An exact reproduction of the records is required, with all images left out.
— Begin Listed records —
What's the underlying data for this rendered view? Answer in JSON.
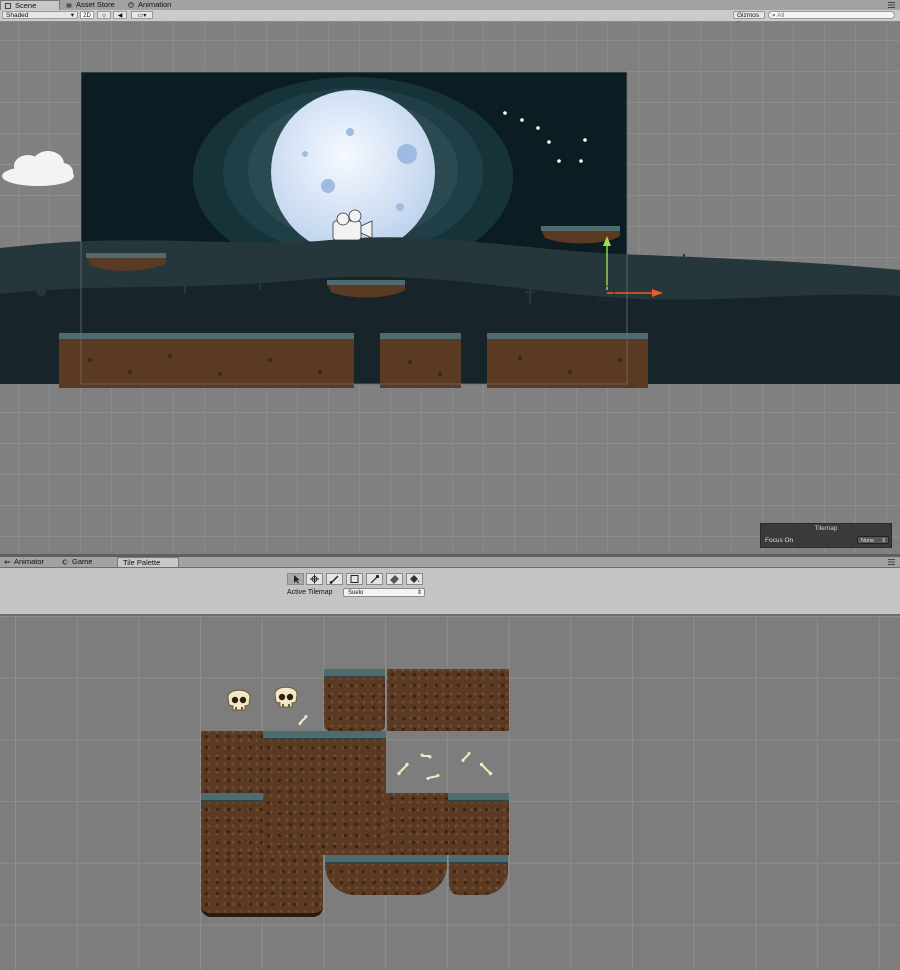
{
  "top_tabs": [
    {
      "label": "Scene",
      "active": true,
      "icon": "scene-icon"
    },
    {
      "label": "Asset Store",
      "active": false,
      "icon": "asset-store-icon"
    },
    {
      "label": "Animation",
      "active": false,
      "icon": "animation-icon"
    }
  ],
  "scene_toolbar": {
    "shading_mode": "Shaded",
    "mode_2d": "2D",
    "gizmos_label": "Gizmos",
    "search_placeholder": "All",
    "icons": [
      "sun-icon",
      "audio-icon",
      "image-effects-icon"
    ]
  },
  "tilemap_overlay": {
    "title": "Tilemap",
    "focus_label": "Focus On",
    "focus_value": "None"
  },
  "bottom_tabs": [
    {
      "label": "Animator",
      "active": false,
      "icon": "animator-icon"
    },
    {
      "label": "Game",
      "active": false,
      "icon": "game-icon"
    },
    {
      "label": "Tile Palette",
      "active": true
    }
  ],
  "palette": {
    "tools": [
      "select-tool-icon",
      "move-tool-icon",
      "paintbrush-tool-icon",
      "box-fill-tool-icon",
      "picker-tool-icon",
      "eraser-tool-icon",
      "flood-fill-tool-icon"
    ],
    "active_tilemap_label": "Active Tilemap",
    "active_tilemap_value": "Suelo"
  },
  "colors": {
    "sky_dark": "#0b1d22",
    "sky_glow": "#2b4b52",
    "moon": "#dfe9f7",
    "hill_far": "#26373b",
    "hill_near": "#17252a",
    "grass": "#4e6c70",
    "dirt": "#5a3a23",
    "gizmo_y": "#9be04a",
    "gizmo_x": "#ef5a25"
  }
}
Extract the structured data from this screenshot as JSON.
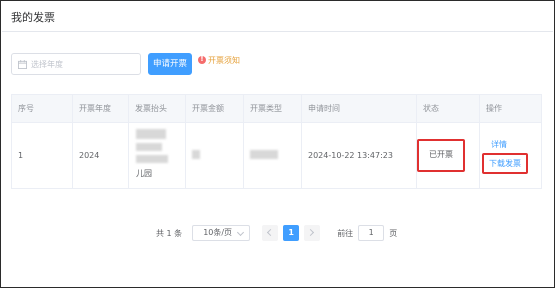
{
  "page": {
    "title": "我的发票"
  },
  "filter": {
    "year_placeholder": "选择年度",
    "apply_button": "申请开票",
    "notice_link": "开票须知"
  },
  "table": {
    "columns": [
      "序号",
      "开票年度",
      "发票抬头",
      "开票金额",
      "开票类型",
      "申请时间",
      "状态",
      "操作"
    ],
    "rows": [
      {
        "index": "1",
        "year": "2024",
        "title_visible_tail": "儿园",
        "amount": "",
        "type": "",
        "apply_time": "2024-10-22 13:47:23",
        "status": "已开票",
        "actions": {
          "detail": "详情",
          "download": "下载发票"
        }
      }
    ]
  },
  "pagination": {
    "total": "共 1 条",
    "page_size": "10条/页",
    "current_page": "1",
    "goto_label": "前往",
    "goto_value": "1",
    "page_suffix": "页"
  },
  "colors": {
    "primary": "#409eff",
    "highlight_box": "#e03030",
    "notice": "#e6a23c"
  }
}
— End Listed records —
* **Answer to the exercise**
What's the underlying data for this rendered view? Answer in JSON.
{
  "top_tabs": [
    {
      "label": "Scene",
      "active": true,
      "icon": "scene-icon"
    },
    {
      "label": "Asset Store",
      "active": false,
      "icon": "asset-store-icon"
    },
    {
      "label": "Animation",
      "active": false,
      "icon": "animation-icon"
    }
  ],
  "scene_toolbar": {
    "shading_mode": "Shaded",
    "mode_2d": "2D",
    "gizmos_label": "Gizmos",
    "search_placeholder": "All",
    "icons": [
      "sun-icon",
      "audio-icon",
      "image-effects-icon"
    ]
  },
  "tilemap_overlay": {
    "title": "Tilemap",
    "focus_label": "Focus On",
    "focus_value": "None"
  },
  "bottom_tabs": [
    {
      "label": "Animator",
      "active": false,
      "icon": "animator-icon"
    },
    {
      "label": "Game",
      "active": false,
      "icon": "game-icon"
    },
    {
      "label": "Tile Palette",
      "active": true
    }
  ],
  "palette": {
    "tools": [
      "select-tool-icon",
      "move-tool-icon",
      "paintbrush-tool-icon",
      "box-fill-tool-icon",
      "picker-tool-icon",
      "eraser-tool-icon",
      "flood-fill-tool-icon"
    ],
    "active_tilemap_label": "Active Tilemap",
    "active_tilemap_value": "Suelo"
  },
  "colors": {
    "sky_dark": "#0b1d22",
    "sky_glow": "#2b4b52",
    "moon": "#dfe9f7",
    "hill_far": "#26373b",
    "hill_near": "#17252a",
    "grass": "#4e6c70",
    "dirt": "#5a3a23",
    "gizmo_y": "#9be04a",
    "gizmo_x": "#ef5a25"
  }
}
Extract the structured data from this screenshot as JSON.
{
  "page": {
    "title": "我的发票"
  },
  "filter": {
    "year_placeholder": "选择年度",
    "apply_button": "申请开票",
    "notice_link": "开票须知"
  },
  "table": {
    "columns": [
      "序号",
      "开票年度",
      "发票抬头",
      "开票金额",
      "开票类型",
      "申请时间",
      "状态",
      "操作"
    ],
    "rows": [
      {
        "index": "1",
        "year": "2024",
        "title_visible_tail": "儿园",
        "amount": "",
        "type": "",
        "apply_time": "2024-10-22 13:47:23",
        "status": "已开票",
        "actions": {
          "detail": "详情",
          "download": "下载发票"
        }
      }
    ]
  },
  "pagination": {
    "total": "共 1 条",
    "page_size": "10条/页",
    "current_page": "1",
    "goto_label": "前往",
    "goto_value": "1",
    "page_suffix": "页"
  },
  "colors": {
    "primary": "#409eff",
    "highlight_box": "#e03030",
    "notice": "#e6a23c"
  }
}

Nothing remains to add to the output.